─── Records shown ───

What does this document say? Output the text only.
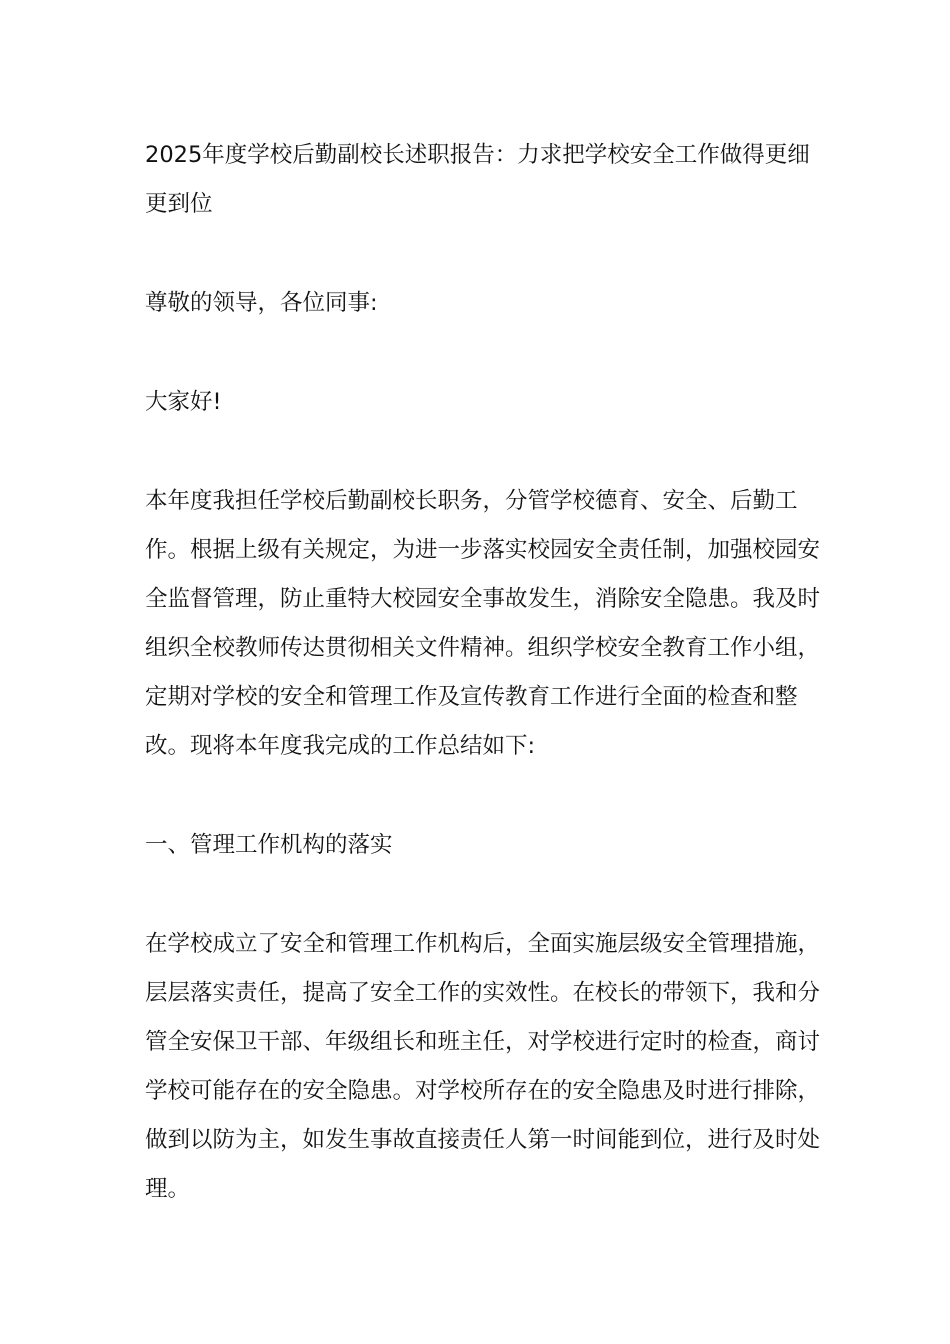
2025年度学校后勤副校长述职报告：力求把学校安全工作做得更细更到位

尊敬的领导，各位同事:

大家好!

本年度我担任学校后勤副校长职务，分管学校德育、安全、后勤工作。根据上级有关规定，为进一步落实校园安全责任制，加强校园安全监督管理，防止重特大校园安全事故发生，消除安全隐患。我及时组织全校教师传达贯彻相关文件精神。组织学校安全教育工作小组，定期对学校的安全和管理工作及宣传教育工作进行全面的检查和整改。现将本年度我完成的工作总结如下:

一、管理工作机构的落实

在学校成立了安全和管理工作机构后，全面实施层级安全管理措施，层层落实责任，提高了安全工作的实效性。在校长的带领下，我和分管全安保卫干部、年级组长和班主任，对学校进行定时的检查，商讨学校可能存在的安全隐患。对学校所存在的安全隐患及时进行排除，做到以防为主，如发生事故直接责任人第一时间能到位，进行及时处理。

───

(Stated problem) Every record above must be given again exactly; drop the pictures.

(Finished answer)
What does this document say? Output the text only.
2025年度学校后勤副校长述职报告：力求把学校安全工作做得更细更到位

尊敬的领导，各位同事:

大家好!

本年度我担任学校后勤副校长职务，分管学校德育、安全、后勤工作。根据上级有关规定，为进一步落实校园安全责任制，加强校园安全监督管理，防止重特大校园安全事故发生，消除安全隐患。我及时组织全校教师传达贯彻相关文件精神。组织学校安全教育工作小组，定期对学校的安全和管理工作及宣传教育工作进行全面的检查和整改。现将本年度我完成的工作总结如下:

一、管理工作机构的落实

在学校成立了安全和管理工作机构后，全面实施层级安全管理措施，层层落实责任，提高了安全工作的实效性。在校长的带领下，我和分管全安保卫干部、年级组长和班主任，对学校进行定时的检查，商讨学校可能存在的安全隐患。对学校所存在的安全隐患及时进行排除，做到以防为主，如发生事故直接责任人第一时间能到位，进行及时处理。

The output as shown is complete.